■ What to work on: Check every line below for the word "local" and show those that hold it.

(Dataset items)
>>>
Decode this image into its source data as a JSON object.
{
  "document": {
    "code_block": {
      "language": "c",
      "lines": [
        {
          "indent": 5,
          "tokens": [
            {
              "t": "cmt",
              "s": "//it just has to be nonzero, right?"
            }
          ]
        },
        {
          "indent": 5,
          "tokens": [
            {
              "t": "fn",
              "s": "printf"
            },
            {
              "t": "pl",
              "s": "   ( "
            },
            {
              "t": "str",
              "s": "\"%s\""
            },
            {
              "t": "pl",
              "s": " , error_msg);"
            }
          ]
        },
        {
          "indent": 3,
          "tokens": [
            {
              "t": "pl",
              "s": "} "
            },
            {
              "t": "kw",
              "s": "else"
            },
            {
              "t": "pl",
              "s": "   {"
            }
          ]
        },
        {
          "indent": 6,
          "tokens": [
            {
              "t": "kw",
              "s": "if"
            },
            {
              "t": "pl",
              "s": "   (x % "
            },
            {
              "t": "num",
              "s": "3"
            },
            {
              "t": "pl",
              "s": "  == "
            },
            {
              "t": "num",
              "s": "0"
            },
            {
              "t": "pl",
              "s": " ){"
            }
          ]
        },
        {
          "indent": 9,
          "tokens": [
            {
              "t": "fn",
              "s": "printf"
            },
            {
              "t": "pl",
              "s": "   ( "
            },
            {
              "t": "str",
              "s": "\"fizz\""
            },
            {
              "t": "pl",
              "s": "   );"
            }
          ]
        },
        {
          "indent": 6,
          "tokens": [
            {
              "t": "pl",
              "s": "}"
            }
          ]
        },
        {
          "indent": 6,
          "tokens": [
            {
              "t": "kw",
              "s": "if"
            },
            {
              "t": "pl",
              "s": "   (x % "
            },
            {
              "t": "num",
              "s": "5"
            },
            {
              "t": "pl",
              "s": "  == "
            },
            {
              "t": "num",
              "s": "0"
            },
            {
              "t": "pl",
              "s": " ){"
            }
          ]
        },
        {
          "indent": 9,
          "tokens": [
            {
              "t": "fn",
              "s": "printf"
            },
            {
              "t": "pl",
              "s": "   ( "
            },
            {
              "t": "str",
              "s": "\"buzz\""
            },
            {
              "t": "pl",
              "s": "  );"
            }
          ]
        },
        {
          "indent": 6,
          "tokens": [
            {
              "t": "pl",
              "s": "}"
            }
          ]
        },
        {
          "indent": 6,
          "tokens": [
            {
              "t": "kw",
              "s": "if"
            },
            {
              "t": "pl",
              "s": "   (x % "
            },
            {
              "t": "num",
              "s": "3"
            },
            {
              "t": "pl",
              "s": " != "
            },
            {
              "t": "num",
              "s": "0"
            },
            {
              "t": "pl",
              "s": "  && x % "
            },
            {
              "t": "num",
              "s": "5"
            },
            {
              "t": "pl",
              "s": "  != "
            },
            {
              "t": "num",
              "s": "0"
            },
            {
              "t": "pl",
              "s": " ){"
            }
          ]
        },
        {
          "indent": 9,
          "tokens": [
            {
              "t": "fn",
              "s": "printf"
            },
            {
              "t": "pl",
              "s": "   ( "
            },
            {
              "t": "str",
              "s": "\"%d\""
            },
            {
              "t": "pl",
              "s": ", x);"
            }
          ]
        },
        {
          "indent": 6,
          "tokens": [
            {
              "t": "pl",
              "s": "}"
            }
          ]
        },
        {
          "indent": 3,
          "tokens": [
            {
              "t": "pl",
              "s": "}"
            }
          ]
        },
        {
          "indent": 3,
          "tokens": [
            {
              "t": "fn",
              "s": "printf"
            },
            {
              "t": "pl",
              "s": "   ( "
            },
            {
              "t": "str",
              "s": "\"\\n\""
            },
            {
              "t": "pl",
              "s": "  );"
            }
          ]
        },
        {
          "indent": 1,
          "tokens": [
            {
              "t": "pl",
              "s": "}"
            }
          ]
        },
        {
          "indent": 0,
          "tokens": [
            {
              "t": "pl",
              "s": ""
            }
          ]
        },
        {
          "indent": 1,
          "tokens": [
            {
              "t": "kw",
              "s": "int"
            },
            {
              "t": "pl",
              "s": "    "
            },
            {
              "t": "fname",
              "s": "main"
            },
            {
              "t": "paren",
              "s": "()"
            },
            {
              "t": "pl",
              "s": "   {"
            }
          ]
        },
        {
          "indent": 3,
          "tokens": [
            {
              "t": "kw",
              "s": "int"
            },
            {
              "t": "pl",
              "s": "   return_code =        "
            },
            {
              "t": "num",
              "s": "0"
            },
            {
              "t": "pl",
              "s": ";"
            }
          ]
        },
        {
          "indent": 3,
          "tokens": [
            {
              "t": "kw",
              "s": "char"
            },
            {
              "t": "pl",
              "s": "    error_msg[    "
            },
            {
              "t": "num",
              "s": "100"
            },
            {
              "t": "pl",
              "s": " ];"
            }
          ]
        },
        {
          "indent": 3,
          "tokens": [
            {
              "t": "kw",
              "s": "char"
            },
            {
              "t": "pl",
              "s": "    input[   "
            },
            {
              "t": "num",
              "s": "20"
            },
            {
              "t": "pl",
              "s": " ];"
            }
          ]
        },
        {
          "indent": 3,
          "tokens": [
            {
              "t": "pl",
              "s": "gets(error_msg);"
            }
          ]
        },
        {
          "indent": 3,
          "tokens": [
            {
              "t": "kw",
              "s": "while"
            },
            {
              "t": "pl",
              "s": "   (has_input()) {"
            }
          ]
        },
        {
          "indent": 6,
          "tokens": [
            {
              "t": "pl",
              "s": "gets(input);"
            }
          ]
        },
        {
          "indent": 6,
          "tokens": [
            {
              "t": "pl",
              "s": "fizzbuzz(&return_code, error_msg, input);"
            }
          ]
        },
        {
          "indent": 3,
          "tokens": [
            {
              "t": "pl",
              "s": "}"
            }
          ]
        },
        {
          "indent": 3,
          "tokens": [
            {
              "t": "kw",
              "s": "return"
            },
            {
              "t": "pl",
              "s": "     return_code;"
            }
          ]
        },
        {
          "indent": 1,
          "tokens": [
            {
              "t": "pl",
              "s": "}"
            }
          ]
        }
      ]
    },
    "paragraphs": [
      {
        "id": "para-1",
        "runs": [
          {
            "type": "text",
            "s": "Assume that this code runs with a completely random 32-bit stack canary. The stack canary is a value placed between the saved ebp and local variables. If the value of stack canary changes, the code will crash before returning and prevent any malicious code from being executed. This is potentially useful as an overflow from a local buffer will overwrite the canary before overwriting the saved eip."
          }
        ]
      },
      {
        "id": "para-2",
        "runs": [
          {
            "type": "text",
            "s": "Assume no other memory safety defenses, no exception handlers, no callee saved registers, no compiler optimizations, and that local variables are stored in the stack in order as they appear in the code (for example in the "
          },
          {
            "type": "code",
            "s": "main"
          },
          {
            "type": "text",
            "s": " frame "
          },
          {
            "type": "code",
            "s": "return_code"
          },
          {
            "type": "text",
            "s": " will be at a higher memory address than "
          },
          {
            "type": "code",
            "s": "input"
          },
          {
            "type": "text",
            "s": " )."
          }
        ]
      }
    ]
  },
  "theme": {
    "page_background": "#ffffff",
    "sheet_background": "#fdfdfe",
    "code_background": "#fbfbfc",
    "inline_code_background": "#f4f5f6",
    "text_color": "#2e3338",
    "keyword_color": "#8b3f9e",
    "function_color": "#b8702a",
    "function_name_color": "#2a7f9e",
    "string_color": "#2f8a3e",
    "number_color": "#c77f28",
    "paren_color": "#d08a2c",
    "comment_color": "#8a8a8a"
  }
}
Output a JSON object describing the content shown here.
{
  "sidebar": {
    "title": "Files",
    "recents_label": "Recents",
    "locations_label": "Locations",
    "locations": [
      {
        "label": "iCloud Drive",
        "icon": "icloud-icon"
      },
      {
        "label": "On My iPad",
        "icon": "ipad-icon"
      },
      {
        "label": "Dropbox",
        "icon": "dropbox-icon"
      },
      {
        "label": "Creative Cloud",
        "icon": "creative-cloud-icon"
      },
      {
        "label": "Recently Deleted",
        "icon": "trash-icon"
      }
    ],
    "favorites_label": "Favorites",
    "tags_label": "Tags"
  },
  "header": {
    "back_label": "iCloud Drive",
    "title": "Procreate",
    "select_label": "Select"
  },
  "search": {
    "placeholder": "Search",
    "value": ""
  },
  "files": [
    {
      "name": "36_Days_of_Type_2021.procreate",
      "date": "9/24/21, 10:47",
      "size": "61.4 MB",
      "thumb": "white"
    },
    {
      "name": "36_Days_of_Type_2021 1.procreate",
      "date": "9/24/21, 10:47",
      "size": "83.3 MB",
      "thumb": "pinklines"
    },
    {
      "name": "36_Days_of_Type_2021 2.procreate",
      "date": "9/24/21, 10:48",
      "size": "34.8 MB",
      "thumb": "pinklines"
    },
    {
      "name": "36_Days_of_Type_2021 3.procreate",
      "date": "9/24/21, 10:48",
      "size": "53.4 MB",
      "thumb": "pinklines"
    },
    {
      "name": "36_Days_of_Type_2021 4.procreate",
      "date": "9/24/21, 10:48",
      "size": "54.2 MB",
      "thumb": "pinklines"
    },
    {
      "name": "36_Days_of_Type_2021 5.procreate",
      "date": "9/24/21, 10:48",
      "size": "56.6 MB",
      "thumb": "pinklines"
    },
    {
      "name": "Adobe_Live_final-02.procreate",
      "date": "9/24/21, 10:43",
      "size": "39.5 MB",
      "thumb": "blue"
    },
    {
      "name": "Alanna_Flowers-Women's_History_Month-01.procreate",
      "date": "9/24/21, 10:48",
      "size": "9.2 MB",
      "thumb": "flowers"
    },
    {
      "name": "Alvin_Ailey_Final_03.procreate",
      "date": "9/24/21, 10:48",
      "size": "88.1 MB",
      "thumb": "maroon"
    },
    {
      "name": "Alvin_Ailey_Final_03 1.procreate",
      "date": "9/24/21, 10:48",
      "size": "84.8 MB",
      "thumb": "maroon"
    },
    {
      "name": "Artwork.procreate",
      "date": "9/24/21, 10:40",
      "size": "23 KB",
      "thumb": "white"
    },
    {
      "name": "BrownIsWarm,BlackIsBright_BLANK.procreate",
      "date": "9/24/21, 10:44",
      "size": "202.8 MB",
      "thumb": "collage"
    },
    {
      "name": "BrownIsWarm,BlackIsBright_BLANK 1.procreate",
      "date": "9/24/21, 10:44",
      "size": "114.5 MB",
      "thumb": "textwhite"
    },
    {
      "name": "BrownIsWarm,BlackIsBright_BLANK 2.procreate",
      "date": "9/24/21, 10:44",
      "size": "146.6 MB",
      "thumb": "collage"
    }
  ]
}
<<<
■ Correct output:
            "s": "Assume that this code runs with a completely random 32-bit stack canary. The stack canary is a value placed between the saved ebp and local variables. If the value of stack canary changes, the code will crash before returning and prevent any malicious code from being executed. This is potentially useful as an overflow from a local buffer will overwrite the canary before overwriting the saved eip."
            "s": "Assume no other memory safety defenses, no exception handlers, no callee saved registers, no compiler optimizations, and that local variables are stored in the stack in order as they appear in the code (for example in the "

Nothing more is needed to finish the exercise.